--- Start of Supplied material ---

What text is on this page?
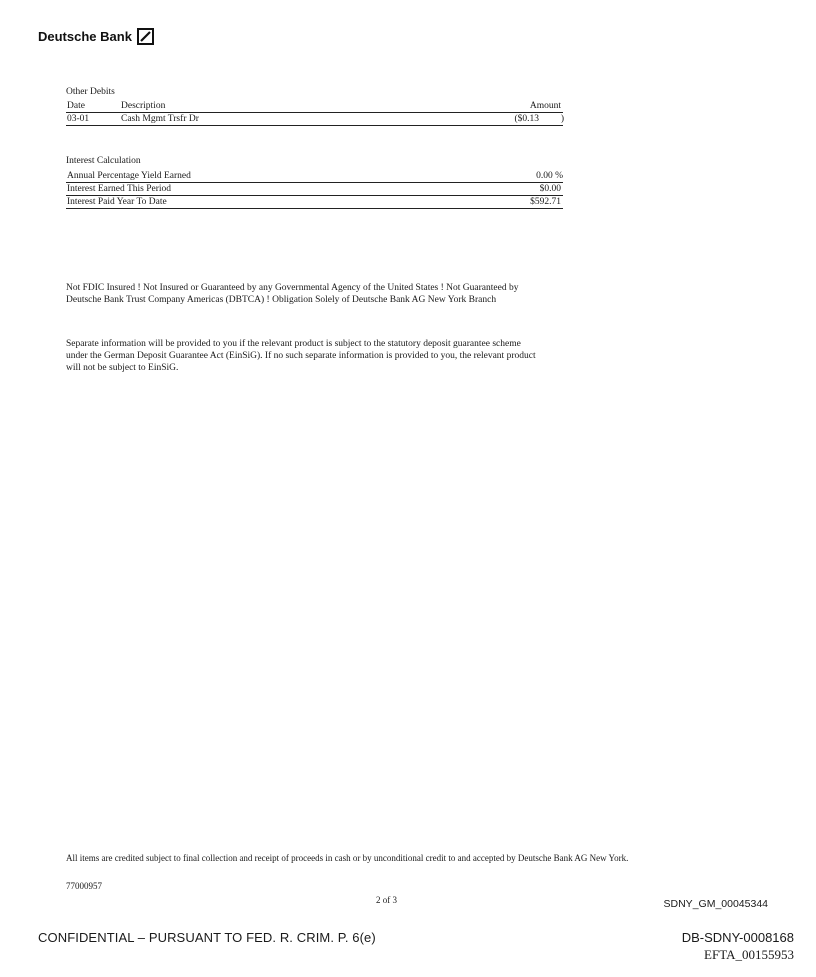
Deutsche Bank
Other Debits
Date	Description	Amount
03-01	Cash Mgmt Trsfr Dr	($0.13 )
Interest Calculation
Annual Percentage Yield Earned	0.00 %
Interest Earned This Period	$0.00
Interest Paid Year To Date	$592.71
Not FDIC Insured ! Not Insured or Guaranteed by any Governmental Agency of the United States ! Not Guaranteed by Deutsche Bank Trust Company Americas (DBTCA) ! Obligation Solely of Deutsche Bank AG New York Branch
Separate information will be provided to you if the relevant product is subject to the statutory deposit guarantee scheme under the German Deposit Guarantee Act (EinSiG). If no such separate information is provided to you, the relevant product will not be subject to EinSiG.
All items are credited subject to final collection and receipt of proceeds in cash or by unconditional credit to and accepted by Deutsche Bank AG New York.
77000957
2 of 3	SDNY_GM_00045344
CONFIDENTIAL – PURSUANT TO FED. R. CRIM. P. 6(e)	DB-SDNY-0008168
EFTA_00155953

--- End of Supplied material ---
--- Start of Supplied material ---

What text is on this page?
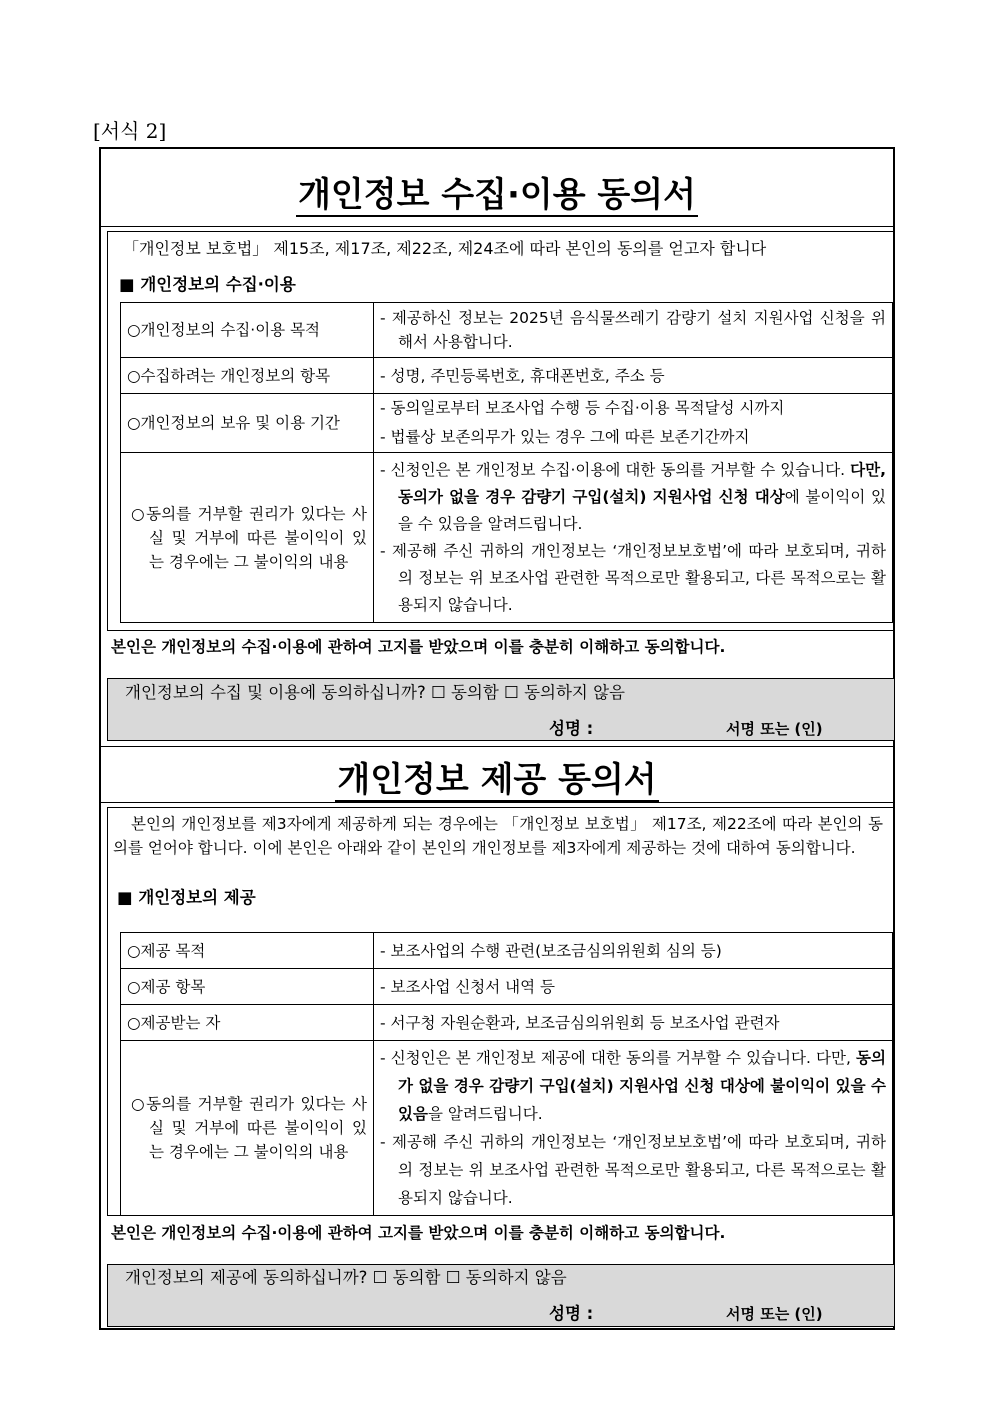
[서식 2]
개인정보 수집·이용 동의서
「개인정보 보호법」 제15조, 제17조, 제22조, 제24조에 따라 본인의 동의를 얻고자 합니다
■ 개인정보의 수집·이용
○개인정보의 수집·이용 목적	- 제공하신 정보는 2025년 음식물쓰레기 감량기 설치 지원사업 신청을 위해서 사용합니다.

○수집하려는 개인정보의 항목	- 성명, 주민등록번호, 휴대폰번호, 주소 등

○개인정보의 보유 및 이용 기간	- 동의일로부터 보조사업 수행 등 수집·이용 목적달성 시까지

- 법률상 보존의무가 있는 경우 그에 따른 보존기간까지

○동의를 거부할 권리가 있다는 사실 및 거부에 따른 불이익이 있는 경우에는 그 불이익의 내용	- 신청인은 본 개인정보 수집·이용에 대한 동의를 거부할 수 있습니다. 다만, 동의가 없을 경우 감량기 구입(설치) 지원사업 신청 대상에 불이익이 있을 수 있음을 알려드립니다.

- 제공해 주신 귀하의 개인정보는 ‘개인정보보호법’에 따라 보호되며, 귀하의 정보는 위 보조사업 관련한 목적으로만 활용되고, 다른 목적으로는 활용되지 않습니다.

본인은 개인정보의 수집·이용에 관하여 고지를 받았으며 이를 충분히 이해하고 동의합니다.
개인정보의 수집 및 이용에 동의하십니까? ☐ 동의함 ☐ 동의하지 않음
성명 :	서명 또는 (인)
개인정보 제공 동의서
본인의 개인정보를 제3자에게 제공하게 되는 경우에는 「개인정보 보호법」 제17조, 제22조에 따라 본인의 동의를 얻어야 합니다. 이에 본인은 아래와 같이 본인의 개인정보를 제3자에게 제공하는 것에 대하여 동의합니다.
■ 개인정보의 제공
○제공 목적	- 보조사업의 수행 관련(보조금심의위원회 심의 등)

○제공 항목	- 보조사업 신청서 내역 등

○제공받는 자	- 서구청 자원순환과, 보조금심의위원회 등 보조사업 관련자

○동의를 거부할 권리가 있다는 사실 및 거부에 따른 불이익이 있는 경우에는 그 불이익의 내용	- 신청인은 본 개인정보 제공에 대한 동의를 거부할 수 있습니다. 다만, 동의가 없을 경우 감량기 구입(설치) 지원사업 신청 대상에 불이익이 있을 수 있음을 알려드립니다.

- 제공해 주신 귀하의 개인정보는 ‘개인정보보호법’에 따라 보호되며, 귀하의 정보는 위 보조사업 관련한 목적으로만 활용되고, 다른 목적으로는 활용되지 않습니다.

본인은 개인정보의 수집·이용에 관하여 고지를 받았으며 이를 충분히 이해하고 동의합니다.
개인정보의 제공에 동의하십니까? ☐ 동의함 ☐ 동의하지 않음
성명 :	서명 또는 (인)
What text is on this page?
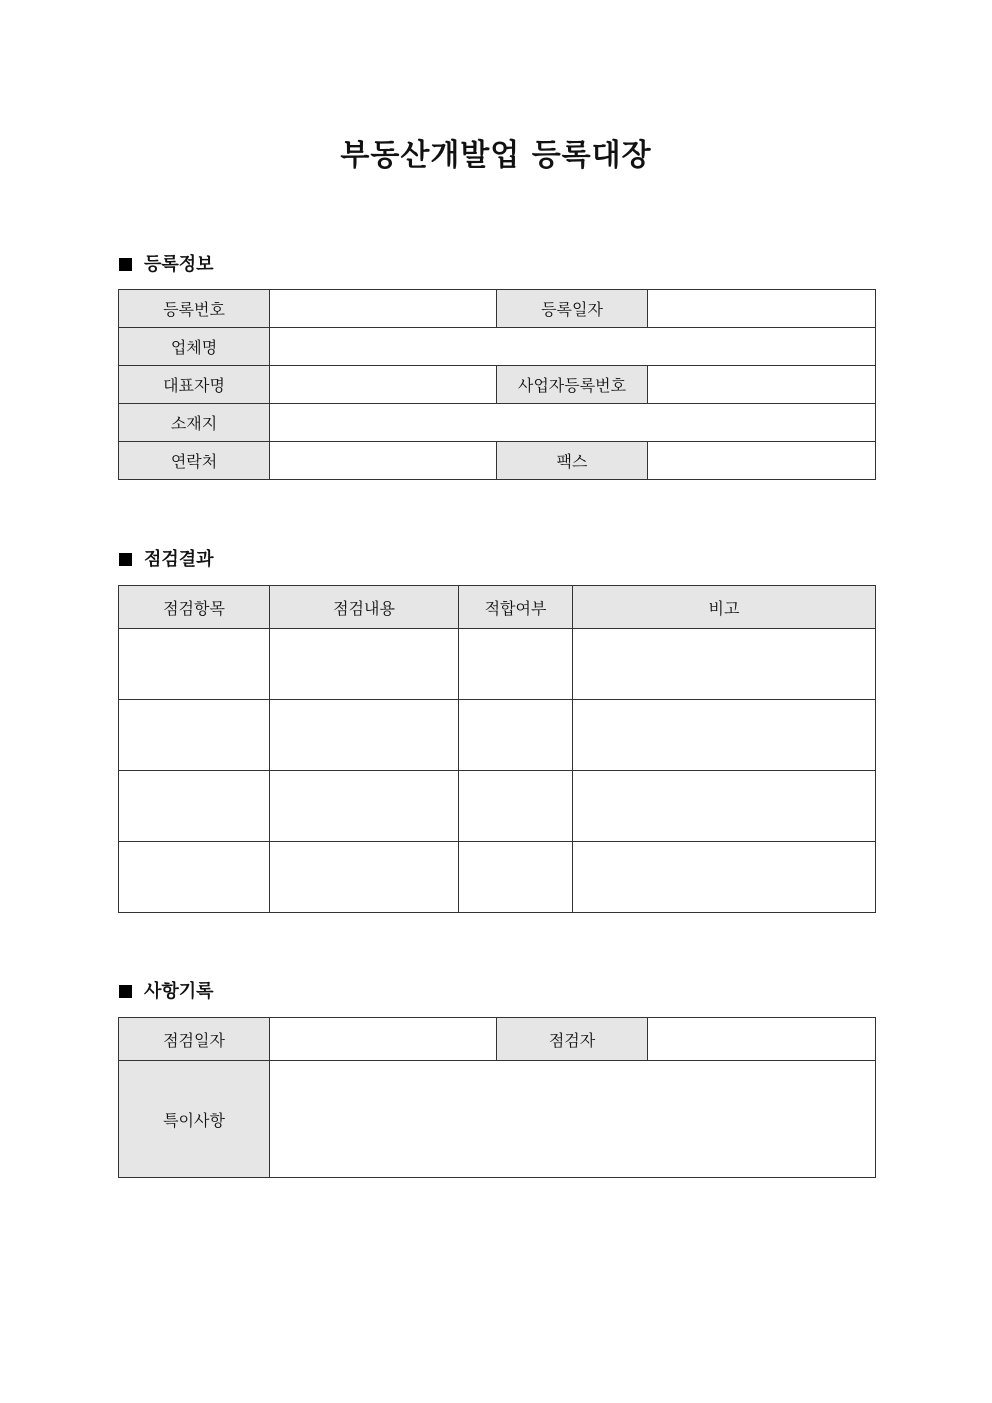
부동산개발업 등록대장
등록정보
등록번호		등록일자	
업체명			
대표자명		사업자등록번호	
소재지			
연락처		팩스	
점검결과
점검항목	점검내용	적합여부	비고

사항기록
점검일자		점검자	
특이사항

--- End of Supplied material ---
--- Start of Supplied material ---

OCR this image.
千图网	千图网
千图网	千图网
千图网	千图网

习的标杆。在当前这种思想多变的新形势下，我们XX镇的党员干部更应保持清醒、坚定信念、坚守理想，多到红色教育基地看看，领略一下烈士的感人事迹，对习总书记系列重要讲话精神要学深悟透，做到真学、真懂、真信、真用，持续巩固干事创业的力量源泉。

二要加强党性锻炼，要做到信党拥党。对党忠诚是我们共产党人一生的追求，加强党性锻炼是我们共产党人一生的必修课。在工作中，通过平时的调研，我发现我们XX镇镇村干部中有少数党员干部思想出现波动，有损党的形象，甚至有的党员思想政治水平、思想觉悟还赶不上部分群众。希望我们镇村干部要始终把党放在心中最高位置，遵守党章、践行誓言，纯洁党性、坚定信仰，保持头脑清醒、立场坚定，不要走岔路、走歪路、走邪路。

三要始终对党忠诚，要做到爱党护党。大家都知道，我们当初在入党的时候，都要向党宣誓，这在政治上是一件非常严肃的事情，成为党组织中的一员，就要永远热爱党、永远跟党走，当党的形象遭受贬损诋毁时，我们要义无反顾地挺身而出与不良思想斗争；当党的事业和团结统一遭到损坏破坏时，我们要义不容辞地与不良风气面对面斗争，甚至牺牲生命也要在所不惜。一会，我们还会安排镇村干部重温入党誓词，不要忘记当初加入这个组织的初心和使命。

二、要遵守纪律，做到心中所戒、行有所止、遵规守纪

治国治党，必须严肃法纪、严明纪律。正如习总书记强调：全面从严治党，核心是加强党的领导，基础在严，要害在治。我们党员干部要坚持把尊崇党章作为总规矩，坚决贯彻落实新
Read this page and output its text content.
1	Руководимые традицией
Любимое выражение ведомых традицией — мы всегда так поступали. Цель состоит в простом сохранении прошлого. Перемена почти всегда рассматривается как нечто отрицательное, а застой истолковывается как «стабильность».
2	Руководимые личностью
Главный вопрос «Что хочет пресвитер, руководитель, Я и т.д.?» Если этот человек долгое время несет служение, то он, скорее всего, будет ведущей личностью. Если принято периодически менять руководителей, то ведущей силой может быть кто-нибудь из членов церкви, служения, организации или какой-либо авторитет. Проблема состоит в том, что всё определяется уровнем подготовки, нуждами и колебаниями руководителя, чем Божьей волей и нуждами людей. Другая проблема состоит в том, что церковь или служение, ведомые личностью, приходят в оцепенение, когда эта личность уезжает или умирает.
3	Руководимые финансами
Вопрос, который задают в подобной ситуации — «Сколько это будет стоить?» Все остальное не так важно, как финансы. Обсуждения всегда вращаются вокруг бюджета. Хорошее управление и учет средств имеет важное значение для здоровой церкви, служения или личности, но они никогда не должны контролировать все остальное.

--- End of Supplied material ---

— Task description —
For the entries above, state how many lines contain the word "있습니다". Provide the number by itself.

— Final answer —
2